[Data listing]
______

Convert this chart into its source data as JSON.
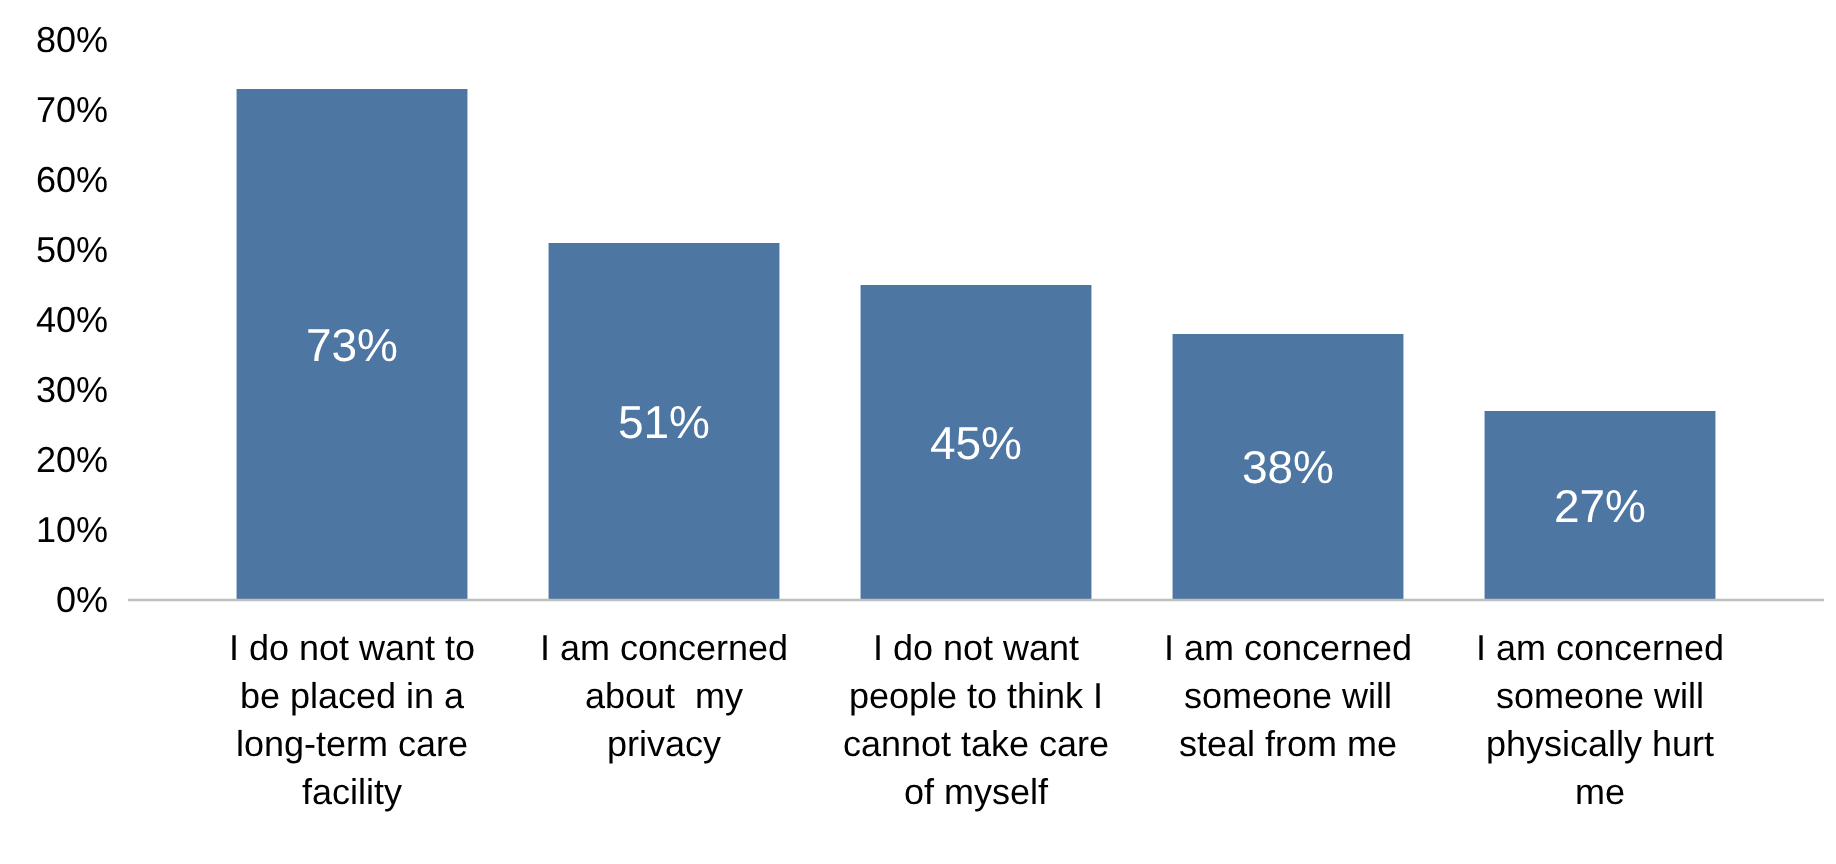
{
  "chart_data": {
    "type": "bar",
    "categories": [
      "I do not want to be placed in a long-term care facility",
      "I am concerned about  my privacy",
      "I do not want people to think I cannot take care of myself",
      "I am concerned someone will steal from me",
      "I am concerned someone will physically hurt me"
    ],
    "values": [
      73,
      51,
      45,
      38,
      27
    ],
    "value_labels": [
      "73%",
      "51%",
      "45%",
      "38%",
      "27%"
    ],
    "color": "#4d76a3",
    "ylim": [
      0,
      80
    ],
    "yticks": [
      {
        "value": 0,
        "label": "0%"
      },
      {
        "value": 10,
        "label": "10%"
      },
      {
        "value": 20,
        "label": "20%"
      },
      {
        "value": 30,
        "label": "30%"
      },
      {
        "value": 40,
        "label": "40%"
      },
      {
        "value": 50,
        "label": "50%"
      },
      {
        "value": 60,
        "label": "60%"
      },
      {
        "value": 70,
        "label": "70%"
      },
      {
        "value": 80,
        "label": "80%"
      }
    ],
    "grid": false
  }
}
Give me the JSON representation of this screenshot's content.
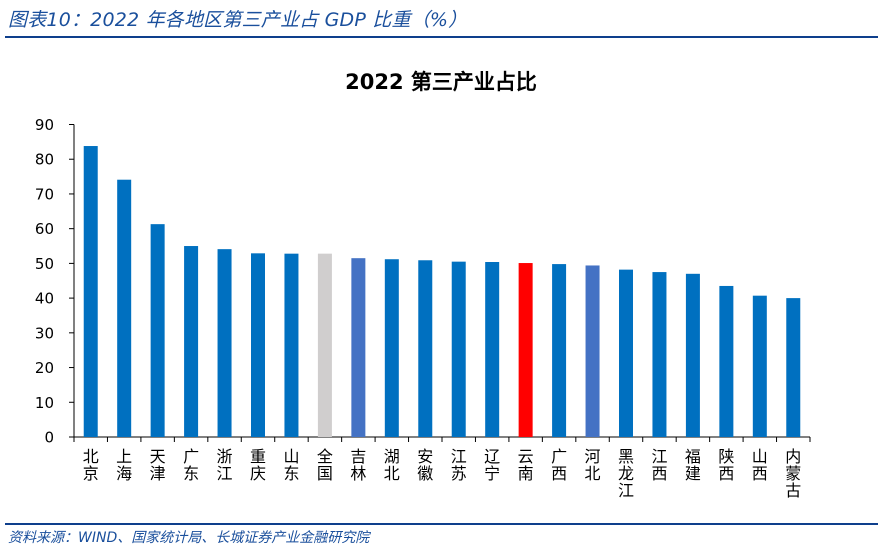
{
  "header": {
    "figure_title": "图表10：2022 年各地区第三产业占 GDP 比重（%）"
  },
  "footer": {
    "source": "资料来源：WIND、国家统计局、长城证券产业金融研究院"
  },
  "colors": {
    "default_bar": "#0070c0",
    "national_bar": "#d0cece",
    "highlight_bar": "#ff0000",
    "secondary_highlight_bar": "#4472c4",
    "rule": "#0e3f8c",
    "title_text": "#1a4f9c"
  },
  "chart_data": {
    "type": "bar",
    "title": "2022 第三产业占比",
    "xlabel": "",
    "ylabel": "",
    "ylim": [
      0,
      90
    ],
    "yticks": [
      0,
      10,
      20,
      30,
      40,
      50,
      60,
      70,
      80,
      90
    ],
    "grid": false,
    "legend": "none",
    "categories": [
      "北京",
      "上海",
      "天津",
      "广东",
      "浙江",
      "重庆",
      "山东",
      "全国",
      "吉林",
      "湖北",
      "安徽",
      "江苏",
      "辽宁",
      "云南",
      "广西",
      "河北",
      "黑龙江",
      "江西",
      "福建",
      "陕西",
      "山西",
      "内蒙古"
    ],
    "values": [
      83.8,
      74.1,
      61.3,
      55.0,
      54.1,
      52.9,
      52.8,
      52.8,
      51.5,
      51.2,
      50.9,
      50.5,
      50.4,
      50.1,
      49.8,
      49.4,
      48.2,
      47.5,
      47.0,
      43.5,
      40.7,
      40.0
    ],
    "bar_color_keys": [
      "default_bar",
      "default_bar",
      "default_bar",
      "default_bar",
      "default_bar",
      "default_bar",
      "default_bar",
      "national_bar",
      "secondary_highlight_bar",
      "default_bar",
      "default_bar",
      "default_bar",
      "default_bar",
      "highlight_bar",
      "default_bar",
      "secondary_highlight_bar",
      "default_bar",
      "default_bar",
      "default_bar",
      "default_bar",
      "default_bar",
      "default_bar"
    ]
  }
}
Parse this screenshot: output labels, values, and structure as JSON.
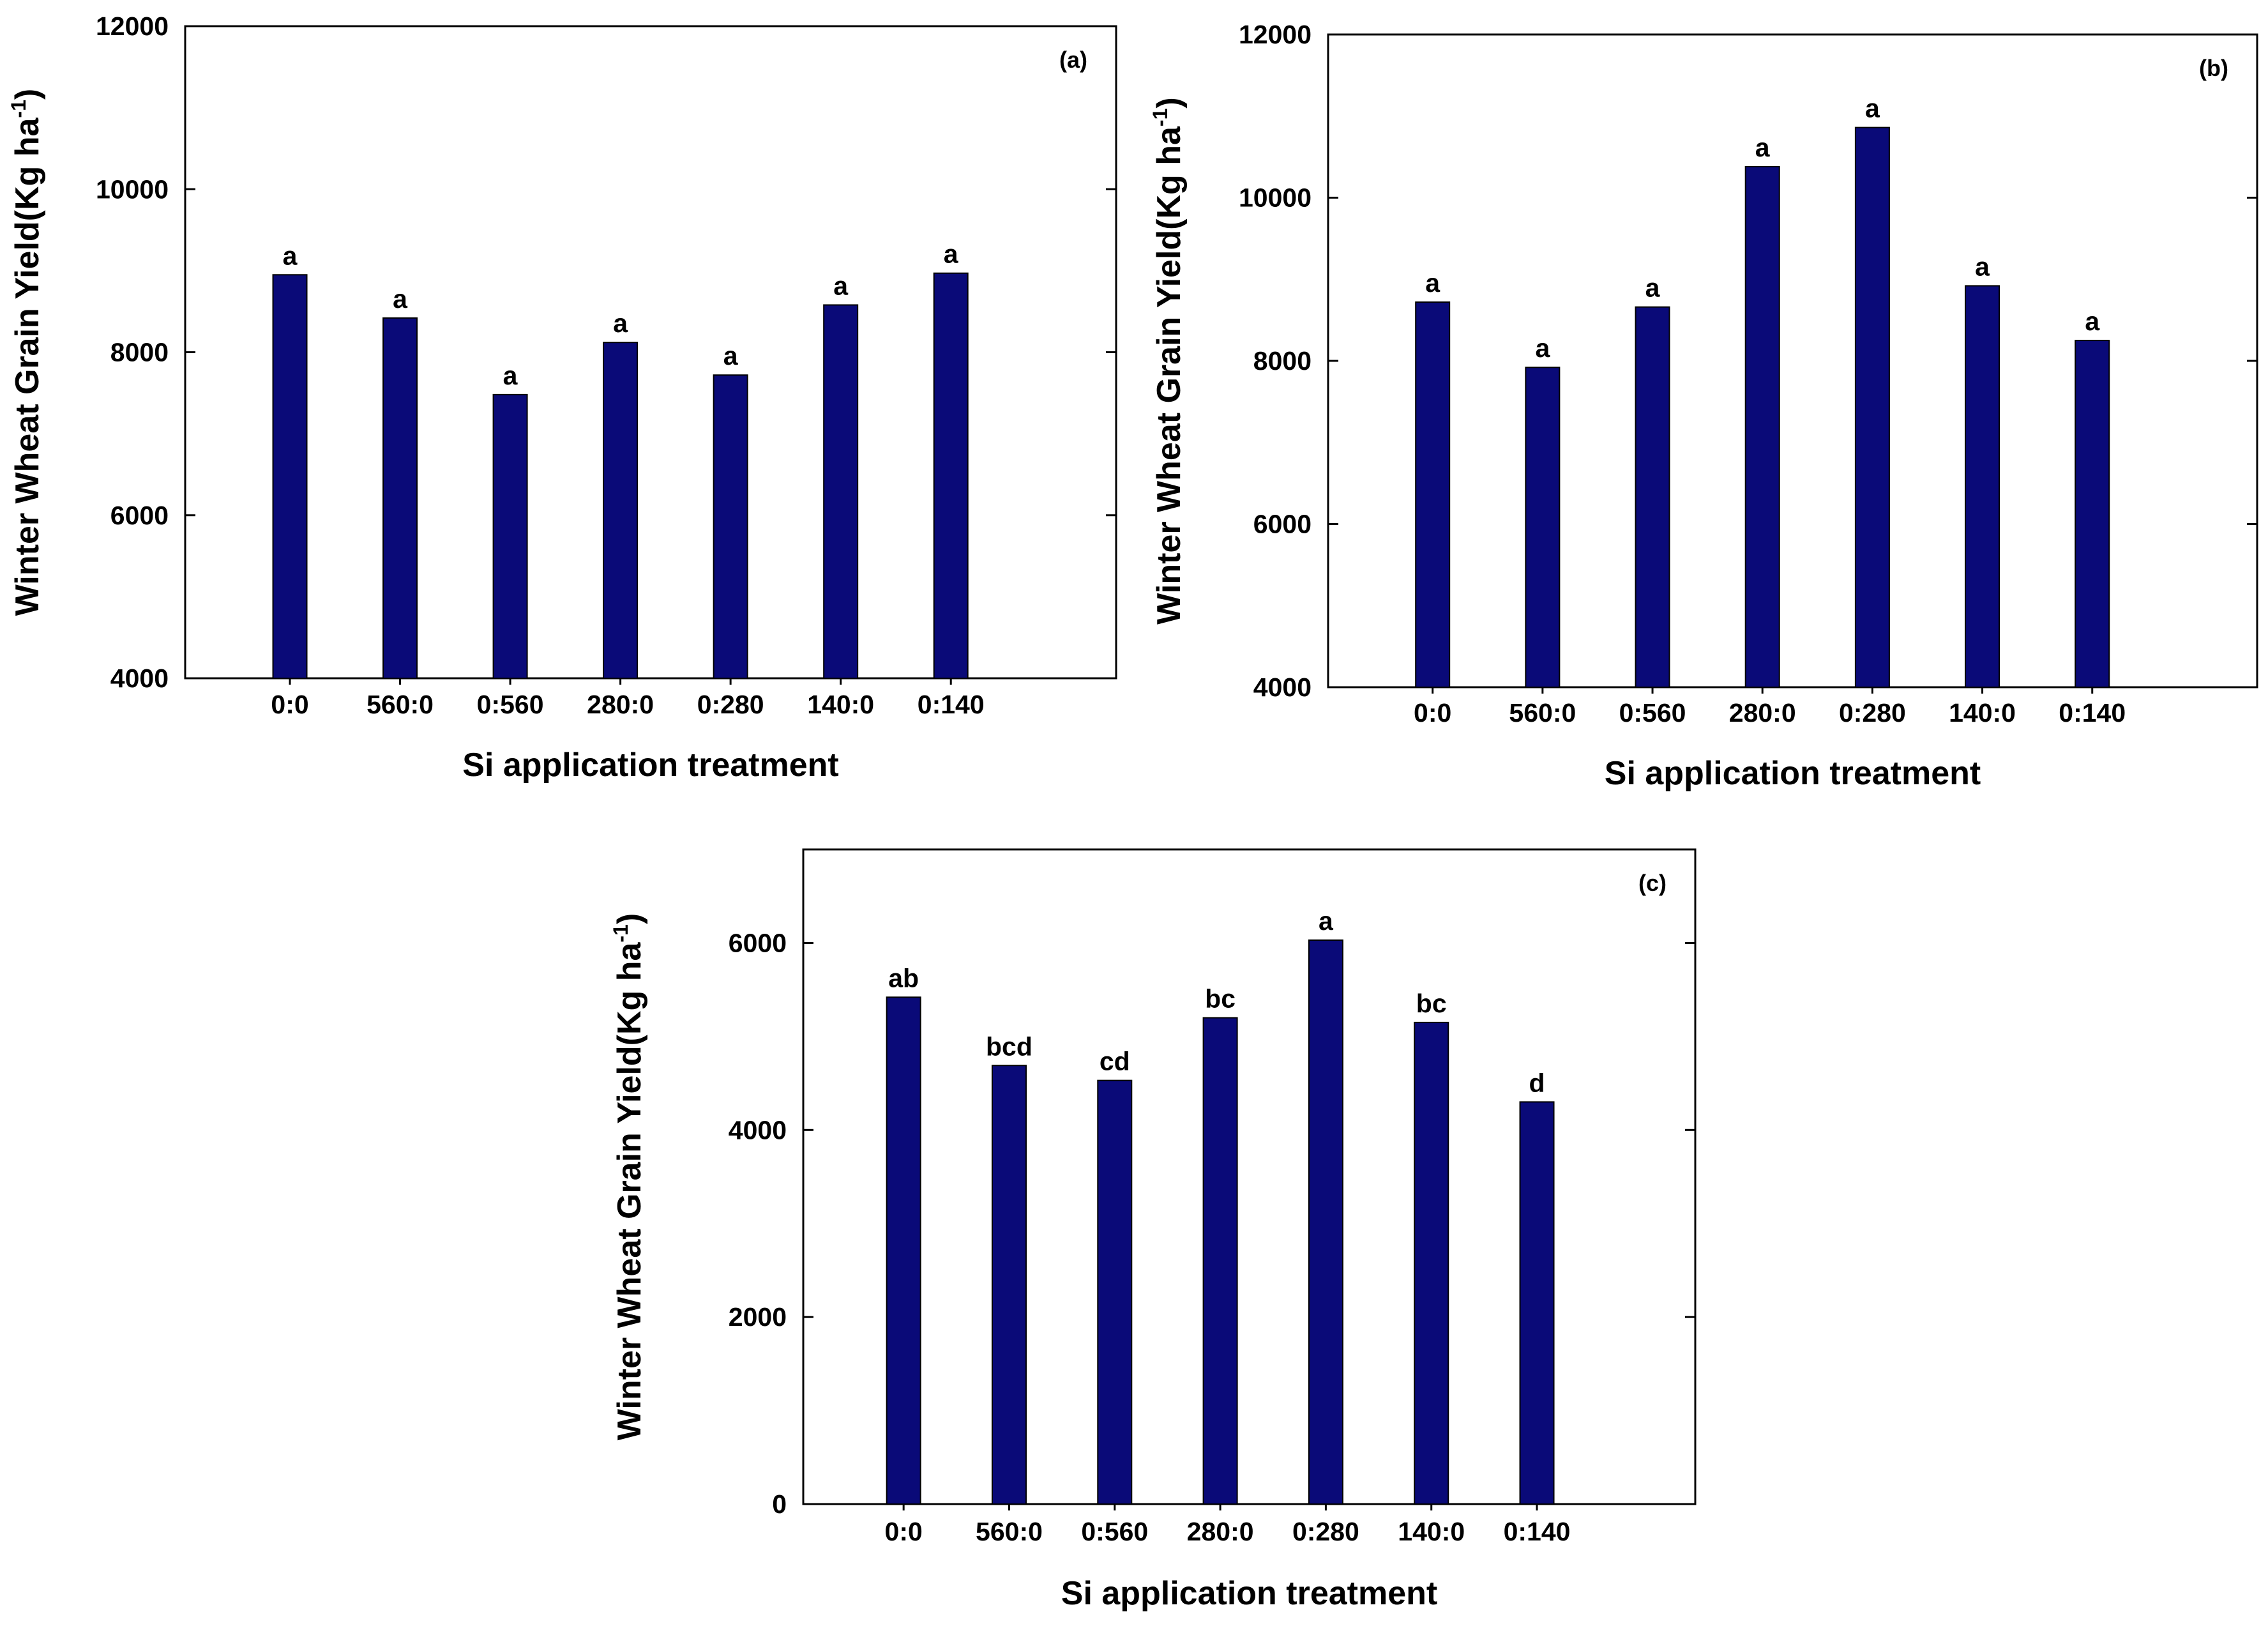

______

> **WHAT YOU HAVE TO DO**
Restate every record exactly, please; do not copy the pictures.

> **RESULT OF THIS EXERCISE**
Convert this chart into its source data as JSON.
{
  "chart_data": {
    "type": "bar",
    "categories": [
      "I do not want to be placed in a long-term care facility",
      "I am concerned about  my privacy",
      "I do not want people to think I cannot take care of myself",
      "I am concerned someone will steal from me",
      "I am concerned someone will physically hurt me"
    ],
    "values": [
      73,
      51,
      45,
      38,
      27
    ],
    "value_labels": [
      "73%",
      "51%",
      "45%",
      "38%",
      "27%"
    ],
    "color": "#4d76a3",
    "ylim": [
      0,
      80
    ],
    "yticks": [
      {
        "value": 0,
        "label": "0%"
      },
      {
        "value": 10,
        "label": "10%"
      },
      {
        "value": 20,
        "label": "20%"
      },
      {
        "value": 30,
        "label": "30%"
      },
      {
        "value": 40,
        "label": "40%"
      },
      {
        "value": 50,
        "label": "50%"
      },
      {
        "value": 60,
        "label": "60%"
      },
      {
        "value": 70,
        "label": "70%"
      },
      {
        "value": 80,
        "label": "80%"
      }
    ],
    "grid": false
  }
}
Give me the JSON representation of this screenshot's content.
{
  "header": {
    "figure_title": "图表10：2022 年各地区第三产业占 GDP 比重（%）"
  },
  "footer": {
    "source": "资料来源：WIND、国家统计局、长城证券产业金融研究院"
  },
  "colors": {
    "default_bar": "#0070c0",
    "national_bar": "#d0cece",
    "highlight_bar": "#ff0000",
    "secondary_highlight_bar": "#4472c4",
    "rule": "#0e3f8c",
    "title_text": "#1a4f9c"
  },
  "chart_data": {
    "type": "bar",
    "title": "2022 第三产业占比",
    "xlabel": "",
    "ylabel": "",
    "ylim": [
      0,
      90
    ],
    "yticks": [
      0,
      10,
      20,
      30,
      40,
      50,
      60,
      70,
      80,
      90
    ],
    "grid": false,
    "legend": "none",
    "categories": [
      "北京",
      "上海",
      "天津",
      "广东",
      "浙江",
      "重庆",
      "山东",
      "全国",
      "吉林",
      "湖北",
      "安徽",
      "江苏",
      "辽宁",
      "云南",
      "广西",
      "河北",
      "黑龙江",
      "江西",
      "福建",
      "陕西",
      "山西",
      "内蒙古"
    ],
    "values": [
      83.8,
      74.1,
      61.3,
      55.0,
      54.1,
      52.9,
      52.8,
      52.8,
      51.5,
      51.2,
      50.9,
      50.5,
      50.4,
      50.1,
      49.8,
      49.4,
      48.2,
      47.5,
      47.0,
      43.5,
      40.7,
      40.0
    ],
    "bar_color_keys": [
      "default_bar",
      "default_bar",
      "default_bar",
      "default_bar",
      "default_bar",
      "default_bar",
      "default_bar",
      "national_bar",
      "secondary_highlight_bar",
      "default_bar",
      "default_bar",
      "default_bar",
      "default_bar",
      "highlight_bar",
      "default_bar",
      "secondary_highlight_bar",
      "default_bar",
      "default_bar",
      "default_bar",
      "default_bar",
      "default_bar",
      "default_bar"
    ]
  }
}
Parse this screenshot: output labels, values, and structure as JSON.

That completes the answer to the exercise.